▸ **EXERCISE DESCRIPTION**
Return only the number of lines holding the word "elegante".

===== GIVEN RECORDS

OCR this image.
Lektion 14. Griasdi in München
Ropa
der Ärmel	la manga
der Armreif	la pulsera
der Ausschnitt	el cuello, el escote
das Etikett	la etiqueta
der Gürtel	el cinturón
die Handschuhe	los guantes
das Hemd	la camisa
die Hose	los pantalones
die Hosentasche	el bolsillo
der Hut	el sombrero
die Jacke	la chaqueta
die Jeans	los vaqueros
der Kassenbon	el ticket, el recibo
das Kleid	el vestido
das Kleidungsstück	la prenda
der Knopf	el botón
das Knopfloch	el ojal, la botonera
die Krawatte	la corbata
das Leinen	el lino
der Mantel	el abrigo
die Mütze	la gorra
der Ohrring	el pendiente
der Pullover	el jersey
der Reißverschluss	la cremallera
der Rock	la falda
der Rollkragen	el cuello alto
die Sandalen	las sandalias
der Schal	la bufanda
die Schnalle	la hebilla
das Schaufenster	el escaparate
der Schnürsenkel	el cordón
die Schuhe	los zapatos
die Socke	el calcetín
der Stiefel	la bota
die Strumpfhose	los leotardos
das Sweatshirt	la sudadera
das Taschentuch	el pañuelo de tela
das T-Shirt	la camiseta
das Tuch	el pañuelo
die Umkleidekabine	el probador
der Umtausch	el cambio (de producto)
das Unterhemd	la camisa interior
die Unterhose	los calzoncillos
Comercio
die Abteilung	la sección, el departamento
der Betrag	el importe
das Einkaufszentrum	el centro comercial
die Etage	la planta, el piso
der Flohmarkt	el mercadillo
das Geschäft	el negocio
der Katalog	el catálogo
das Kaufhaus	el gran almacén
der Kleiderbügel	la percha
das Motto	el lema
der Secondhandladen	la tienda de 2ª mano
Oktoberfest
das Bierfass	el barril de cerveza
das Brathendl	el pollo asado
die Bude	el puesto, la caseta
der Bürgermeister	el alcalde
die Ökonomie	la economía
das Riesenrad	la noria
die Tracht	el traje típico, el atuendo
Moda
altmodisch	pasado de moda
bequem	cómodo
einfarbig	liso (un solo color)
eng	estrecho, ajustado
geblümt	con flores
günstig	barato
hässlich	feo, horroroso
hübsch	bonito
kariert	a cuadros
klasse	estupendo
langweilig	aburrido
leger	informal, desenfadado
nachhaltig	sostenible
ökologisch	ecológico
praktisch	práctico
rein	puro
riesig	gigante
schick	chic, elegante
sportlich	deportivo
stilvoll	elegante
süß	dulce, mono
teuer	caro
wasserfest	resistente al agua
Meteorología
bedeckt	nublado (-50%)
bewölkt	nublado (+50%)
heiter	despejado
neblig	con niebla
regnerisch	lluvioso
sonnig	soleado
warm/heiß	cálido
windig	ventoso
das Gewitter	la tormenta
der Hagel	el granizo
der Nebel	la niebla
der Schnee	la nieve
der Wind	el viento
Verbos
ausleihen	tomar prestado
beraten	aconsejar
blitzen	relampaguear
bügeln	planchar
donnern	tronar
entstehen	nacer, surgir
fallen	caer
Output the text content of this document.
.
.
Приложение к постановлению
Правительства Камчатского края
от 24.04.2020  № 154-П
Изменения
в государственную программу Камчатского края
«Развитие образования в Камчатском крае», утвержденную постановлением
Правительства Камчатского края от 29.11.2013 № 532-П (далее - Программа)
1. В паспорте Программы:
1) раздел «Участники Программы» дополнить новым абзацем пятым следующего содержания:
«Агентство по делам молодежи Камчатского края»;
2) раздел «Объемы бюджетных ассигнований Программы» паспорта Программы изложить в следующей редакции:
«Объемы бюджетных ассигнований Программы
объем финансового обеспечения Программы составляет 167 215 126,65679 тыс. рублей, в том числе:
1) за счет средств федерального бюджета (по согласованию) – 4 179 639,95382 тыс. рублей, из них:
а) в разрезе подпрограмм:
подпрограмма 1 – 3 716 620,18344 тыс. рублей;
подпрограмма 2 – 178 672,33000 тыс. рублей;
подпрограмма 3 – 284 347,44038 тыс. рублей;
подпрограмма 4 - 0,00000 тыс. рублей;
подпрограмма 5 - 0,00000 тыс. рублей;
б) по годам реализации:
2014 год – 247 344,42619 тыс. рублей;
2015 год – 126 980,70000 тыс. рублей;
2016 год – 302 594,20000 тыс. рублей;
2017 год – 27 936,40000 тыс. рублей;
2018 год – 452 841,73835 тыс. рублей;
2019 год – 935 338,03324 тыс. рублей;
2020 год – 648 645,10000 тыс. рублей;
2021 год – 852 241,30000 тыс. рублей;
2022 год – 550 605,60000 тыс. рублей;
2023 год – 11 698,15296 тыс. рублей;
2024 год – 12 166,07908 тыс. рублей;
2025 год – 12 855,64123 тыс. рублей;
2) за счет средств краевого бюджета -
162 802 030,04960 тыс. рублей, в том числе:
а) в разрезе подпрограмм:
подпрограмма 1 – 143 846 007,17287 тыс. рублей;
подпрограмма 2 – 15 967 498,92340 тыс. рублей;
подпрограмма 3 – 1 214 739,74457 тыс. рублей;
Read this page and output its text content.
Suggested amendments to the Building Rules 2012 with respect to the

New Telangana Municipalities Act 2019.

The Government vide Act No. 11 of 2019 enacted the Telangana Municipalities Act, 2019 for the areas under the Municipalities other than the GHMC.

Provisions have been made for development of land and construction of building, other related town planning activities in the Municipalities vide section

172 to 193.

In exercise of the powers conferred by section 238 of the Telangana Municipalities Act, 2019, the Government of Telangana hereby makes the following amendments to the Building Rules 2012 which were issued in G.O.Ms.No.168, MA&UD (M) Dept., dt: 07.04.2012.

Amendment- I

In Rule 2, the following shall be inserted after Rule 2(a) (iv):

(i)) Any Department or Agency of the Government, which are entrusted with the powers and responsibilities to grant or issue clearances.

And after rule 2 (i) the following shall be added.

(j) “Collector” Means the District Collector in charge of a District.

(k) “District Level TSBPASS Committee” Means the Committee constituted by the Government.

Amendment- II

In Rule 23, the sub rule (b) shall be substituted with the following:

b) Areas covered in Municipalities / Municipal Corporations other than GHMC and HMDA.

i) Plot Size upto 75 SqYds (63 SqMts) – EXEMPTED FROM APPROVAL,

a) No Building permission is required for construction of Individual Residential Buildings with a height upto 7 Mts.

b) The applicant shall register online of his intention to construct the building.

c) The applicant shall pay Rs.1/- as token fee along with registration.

==========

▸ **ANSWER FOR THE TASK**
2